What the exercise asks: Write the entries below out again exactly; any picture in them stays out.

Data supplied:

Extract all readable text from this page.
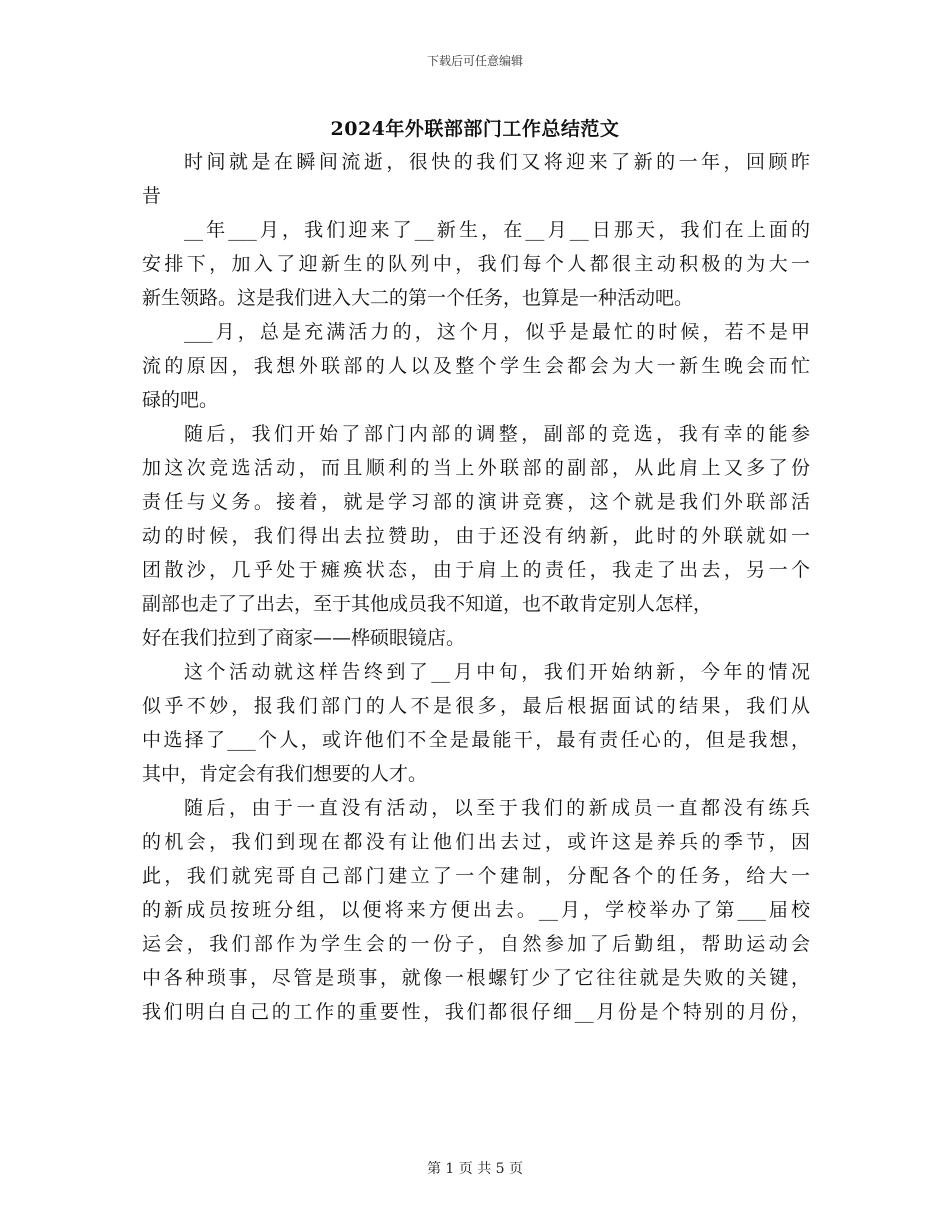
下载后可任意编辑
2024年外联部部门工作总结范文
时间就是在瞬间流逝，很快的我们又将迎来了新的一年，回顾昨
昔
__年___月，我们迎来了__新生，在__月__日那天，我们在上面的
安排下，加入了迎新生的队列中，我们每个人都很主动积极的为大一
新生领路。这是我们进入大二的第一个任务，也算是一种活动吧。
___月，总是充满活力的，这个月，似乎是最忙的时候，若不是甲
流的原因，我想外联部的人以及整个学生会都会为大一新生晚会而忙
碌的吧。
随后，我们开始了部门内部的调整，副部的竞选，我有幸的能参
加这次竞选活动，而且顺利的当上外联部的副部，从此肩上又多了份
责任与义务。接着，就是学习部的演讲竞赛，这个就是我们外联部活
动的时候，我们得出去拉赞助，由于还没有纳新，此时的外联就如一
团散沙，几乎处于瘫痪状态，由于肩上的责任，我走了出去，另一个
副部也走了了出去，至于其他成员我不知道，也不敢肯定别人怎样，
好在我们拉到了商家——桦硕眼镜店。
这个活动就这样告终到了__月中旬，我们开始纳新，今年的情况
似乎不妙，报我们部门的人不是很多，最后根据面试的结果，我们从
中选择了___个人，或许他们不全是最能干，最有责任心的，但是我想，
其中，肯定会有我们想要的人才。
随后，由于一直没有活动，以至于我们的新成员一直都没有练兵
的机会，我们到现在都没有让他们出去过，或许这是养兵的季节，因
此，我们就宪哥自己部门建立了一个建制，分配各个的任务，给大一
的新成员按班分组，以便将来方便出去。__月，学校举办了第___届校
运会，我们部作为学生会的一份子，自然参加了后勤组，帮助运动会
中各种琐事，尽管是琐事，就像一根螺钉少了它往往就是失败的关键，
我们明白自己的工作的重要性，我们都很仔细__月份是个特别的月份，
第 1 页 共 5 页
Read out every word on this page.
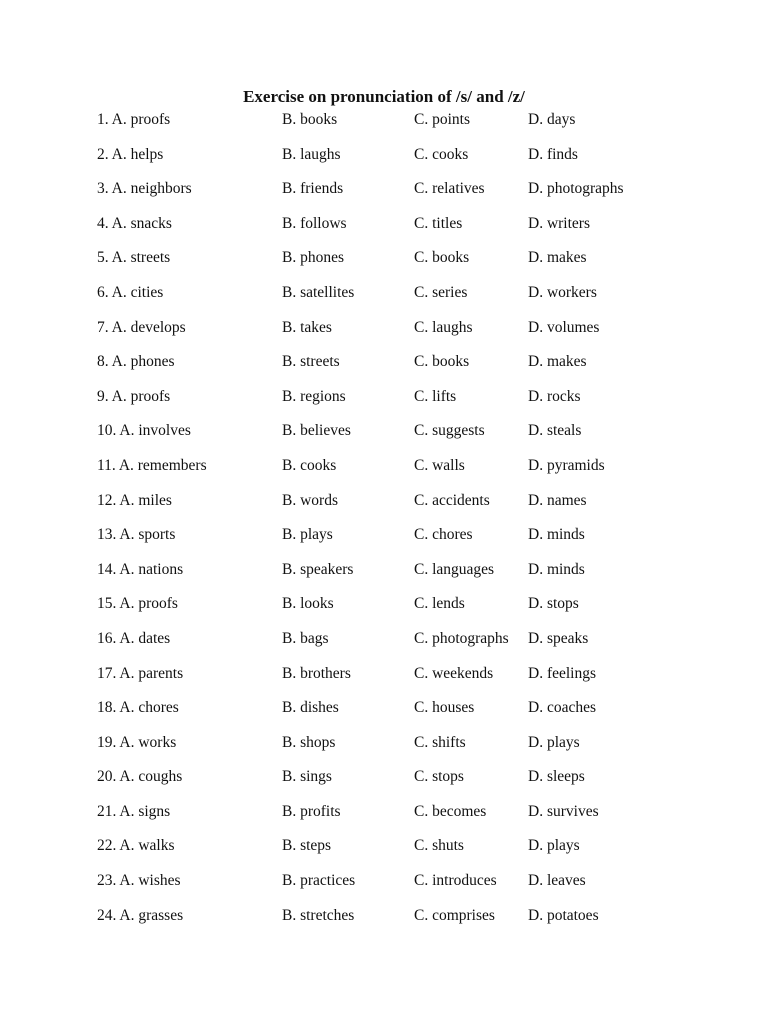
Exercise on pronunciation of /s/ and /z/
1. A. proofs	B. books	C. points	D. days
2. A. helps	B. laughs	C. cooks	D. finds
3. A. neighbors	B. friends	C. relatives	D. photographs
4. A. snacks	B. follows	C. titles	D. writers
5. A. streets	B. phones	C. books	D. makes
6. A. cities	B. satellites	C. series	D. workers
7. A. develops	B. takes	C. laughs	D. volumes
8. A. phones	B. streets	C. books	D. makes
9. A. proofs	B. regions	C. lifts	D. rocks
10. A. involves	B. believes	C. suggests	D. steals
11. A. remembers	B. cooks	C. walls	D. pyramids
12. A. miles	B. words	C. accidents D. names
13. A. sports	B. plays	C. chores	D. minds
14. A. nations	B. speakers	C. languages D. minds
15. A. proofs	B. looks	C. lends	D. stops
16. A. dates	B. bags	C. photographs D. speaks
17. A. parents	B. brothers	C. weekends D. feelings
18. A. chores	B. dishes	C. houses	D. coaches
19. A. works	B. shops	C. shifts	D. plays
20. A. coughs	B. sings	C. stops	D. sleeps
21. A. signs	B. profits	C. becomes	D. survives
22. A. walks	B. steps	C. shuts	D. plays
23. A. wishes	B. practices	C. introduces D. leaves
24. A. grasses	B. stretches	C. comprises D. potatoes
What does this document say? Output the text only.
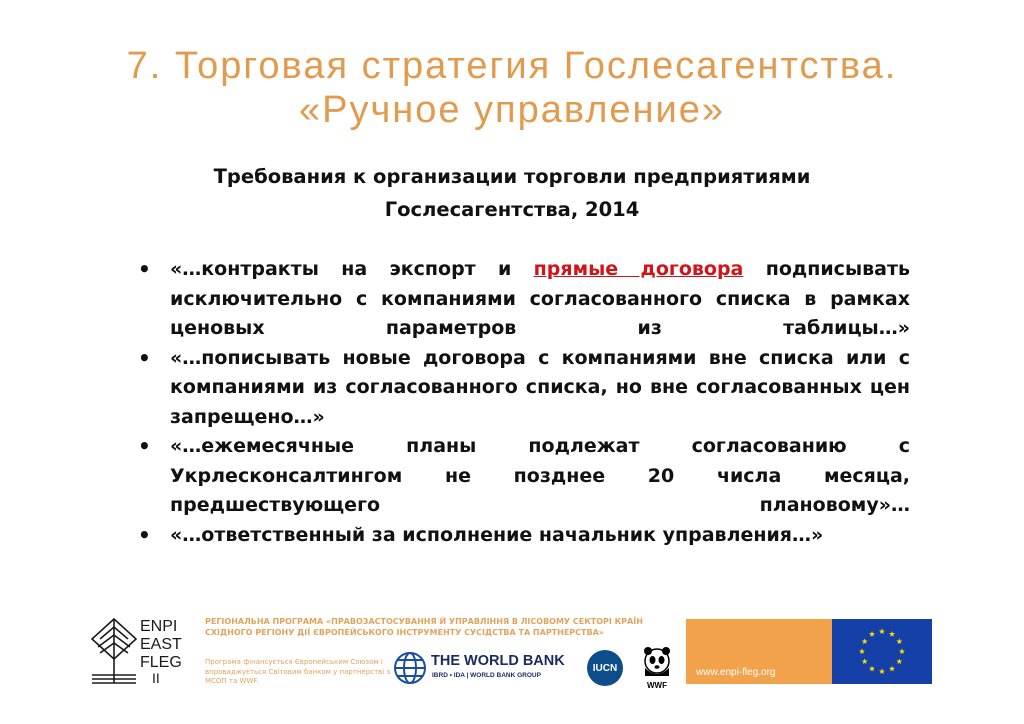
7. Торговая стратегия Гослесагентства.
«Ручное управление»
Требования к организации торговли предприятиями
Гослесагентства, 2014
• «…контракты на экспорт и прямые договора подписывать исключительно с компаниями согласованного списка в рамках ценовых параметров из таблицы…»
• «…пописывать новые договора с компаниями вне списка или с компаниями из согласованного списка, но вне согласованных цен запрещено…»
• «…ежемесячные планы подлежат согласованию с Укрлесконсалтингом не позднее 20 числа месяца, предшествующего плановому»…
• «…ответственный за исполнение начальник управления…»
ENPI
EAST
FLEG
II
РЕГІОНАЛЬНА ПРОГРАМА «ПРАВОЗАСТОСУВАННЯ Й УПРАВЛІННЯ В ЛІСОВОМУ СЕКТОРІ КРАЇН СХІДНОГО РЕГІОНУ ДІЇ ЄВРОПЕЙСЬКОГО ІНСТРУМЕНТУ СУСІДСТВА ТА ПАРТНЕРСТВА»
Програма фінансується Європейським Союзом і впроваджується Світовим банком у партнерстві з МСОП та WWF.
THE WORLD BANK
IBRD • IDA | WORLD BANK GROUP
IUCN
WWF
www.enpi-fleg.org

Exercise result:
Extract all readable text from this page.
下载后可任意编辑
2024年外联部部门工作总结范文
时间就是在瞬间流逝，很快的我们又将迎来了新的一年，回顾昨
昔
__年___月，我们迎来了__新生，在__月__日那天，我们在上面的
安排下，加入了迎新生的队列中，我们每个人都很主动积极的为大一
新生领路。这是我们进入大二的第一个任务，也算是一种活动吧。
___月，总是充满活力的，这个月，似乎是最忙的时候，若不是甲
流的原因，我想外联部的人以及整个学生会都会为大一新生晚会而忙
碌的吧。
随后，我们开始了部门内部的调整，副部的竞选，我有幸的能参
加这次竞选活动，而且顺利的当上外联部的副部，从此肩上又多了份
责任与义务。接着，就是学习部的演讲竞赛，这个就是我们外联部活
动的时候，我们得出去拉赞助，由于还没有纳新，此时的外联就如一
团散沙，几乎处于瘫痪状态，由于肩上的责任，我走了出去，另一个
副部也走了了出去，至于其他成员我不知道，也不敢肯定别人怎样，
好在我们拉到了商家——桦硕眼镜店。
这个活动就这样告终到了__月中旬，我们开始纳新，今年的情况
似乎不妙，报我们部门的人不是很多，最后根据面试的结果，我们从
中选择了___个人，或许他们不全是最能干，最有责任心的，但是我想，
其中，肯定会有我们想要的人才。
随后，由于一直没有活动，以至于我们的新成员一直都没有练兵
的机会，我们到现在都没有让他们出去过，或许这是养兵的季节，因
此，我们就宪哥自己部门建立了一个建制，分配各个的任务，给大一
的新成员按班分组，以便将来方便出去。__月，学校举办了第___届校
运会，我们部作为学生会的一份子，自然参加了后勤组，帮助运动会
中各种琐事，尽管是琐事，就像一根螺钉少了它往往就是失败的关键，
我们明白自己的工作的重要性，我们都很仔细__月份是个特别的月份，
第 1 页 共 5 页
Read out every word on this page.
Exercise on pronunciation of /s/ and /z/
1. A. proofs	B. books	C. points	D. days
2. A. helps	B. laughs	C. cooks	D. finds
3. A. neighbors	B. friends	C. relatives	D. photographs
4. A. snacks	B. follows	C. titles	D. writers
5. A. streets	B. phones	C. books	D. makes
6. A. cities	B. satellites	C. series	D. workers
7. A. develops	B. takes	C. laughs	D. volumes
8. A. phones	B. streets	C. books	D. makes
9. A. proofs	B. regions	C. lifts	D. rocks
10. A. involves	B. believes	C. suggests	D. steals
11. A. remembers	B. cooks	C. walls	D. pyramids
12. A. miles	B. words	C. accidents D. names
13. A. sports	B. plays	C. chores	D. minds
14. A. nations	B. speakers	C. languages D. minds
15. A. proofs	B. looks	C. lends	D. stops
16. A. dates	B. bags	C. photographs D. speaks
17. A. parents	B. brothers	C. weekends D. feelings
18. A. chores	B. dishes	C. houses	D. coaches
19. A. works	B. shops	C. shifts	D. plays
20. A. coughs	B. sings	C. stops	D. sleeps
21. A. signs	B. profits	C. becomes	D. survives
22. A. walks	B. steps	C. shuts	D. plays
23. A. wishes	B. practices	C. introduces D. leaves
24. A. grasses	B. stretches	C. comprises D. potatoes
What does this document say? Output the text only.
7. Торговая стратегия Гослесагентства.
«Ручное управление»
Требования к организации торговли предприятиями
Гослесагентства, 2014
• «…контракты на экспорт и прямые договора подписывать исключительно с компаниями согласованного списка в рамках ценовых параметров из таблицы…»
• «…пописывать новые договора с компаниями вне списка или с компаниями из согласованного списка, но вне согласованных цен запрещено…»
• «…ежемесячные планы подлежат согласованию с Укрлесконсалтингом не позднее 20 числа месяца, предшествующего плановому»…
• «…ответственный за исполнение начальник управления…»
ENPI
EAST
FLEG
II
РЕГІОНАЛЬНА ПРОГРАМА «ПРАВОЗАСТОСУВАННЯ Й УПРАВЛІННЯ В ЛІСОВОМУ СЕКТОРІ КРАЇН СХІДНОГО РЕГІОНУ ДІЇ ЄВРОПЕЙСЬКОГО ІНСТРУМЕНТУ СУСІДСТВА ТА ПАРТНЕРСТВА»
Програма фінансується Європейським Союзом і впроваджується Світовим банком у партнерстві з МСОП та WWF.
THE WORLD BANK
IBRD • IDA | WORLD BANK GROUP
IUCN
WWF
www.enpi-fleg.org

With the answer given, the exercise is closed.